=== ENTRIES ===
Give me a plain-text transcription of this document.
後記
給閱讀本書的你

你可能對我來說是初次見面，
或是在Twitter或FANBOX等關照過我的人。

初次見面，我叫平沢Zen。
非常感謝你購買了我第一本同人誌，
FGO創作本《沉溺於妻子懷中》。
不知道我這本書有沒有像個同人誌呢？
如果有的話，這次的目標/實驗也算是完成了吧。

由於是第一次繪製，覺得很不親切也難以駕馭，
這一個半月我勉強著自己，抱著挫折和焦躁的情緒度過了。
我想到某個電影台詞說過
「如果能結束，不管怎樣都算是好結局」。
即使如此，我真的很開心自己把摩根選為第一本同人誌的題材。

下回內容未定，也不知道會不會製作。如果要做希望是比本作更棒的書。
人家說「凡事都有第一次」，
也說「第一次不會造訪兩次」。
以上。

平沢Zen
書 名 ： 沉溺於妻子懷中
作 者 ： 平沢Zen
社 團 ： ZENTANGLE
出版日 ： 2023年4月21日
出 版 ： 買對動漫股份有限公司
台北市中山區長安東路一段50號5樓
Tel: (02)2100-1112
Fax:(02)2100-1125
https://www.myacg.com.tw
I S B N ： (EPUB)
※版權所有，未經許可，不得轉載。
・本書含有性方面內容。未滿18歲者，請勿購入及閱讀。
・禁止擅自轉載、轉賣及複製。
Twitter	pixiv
===
**SHORT TASK**
Recite the full listing above exactly.

**RIGHT ANSWER**
Give me a plain-text transcription of this document.
後記
給閱讀本書的你

你可能對我來說是初次見面，
或是在Twitter或FANBOX等關照過我的人。

初次見面，我叫平沢Zen。
非常感謝你購買了我第一本同人誌，
FGO創作本《沉溺於妻子懷中》。
不知道我這本書有沒有像個同人誌呢？
如果有的話，這次的目標/實驗也算是完成了吧。

由於是第一次繪製，覺得很不親切也難以駕馭，
這一個半月我勉強著自己，抱著挫折和焦躁的情緒度過了。
我想到某個電影台詞說過
「如果能結束，不管怎樣都算是好結局」。
即使如此，我真的很開心自己把摩根選為第一本同人誌的題材。

下回內容未定，也不知道會不會製作。如果要做希望是比本作更棒的書。
人家說「凡事都有第一次」，
也說「第一次不會造訪兩次」。
以上。

平沢Zen
書 名 ： 沉溺於妻子懷中
作 者 ： 平沢Zen
社 團 ： ZENTANGLE
出版日 ： 2023年4月21日
出 版 ： 買對動漫股份有限公司
台北市中山區長安東路一段50號5樓
Tel: (02)2100-1112
Fax:(02)2100-1125
https://www.myacg.com.tw
I S B N ： (EPUB)
※版權所有，未經許可，不得轉載。
・本書含有性方面內容。未滿18歲者，請勿購入及閱讀。
・禁止擅自轉載、轉賣及複製。
Twitter	pixiv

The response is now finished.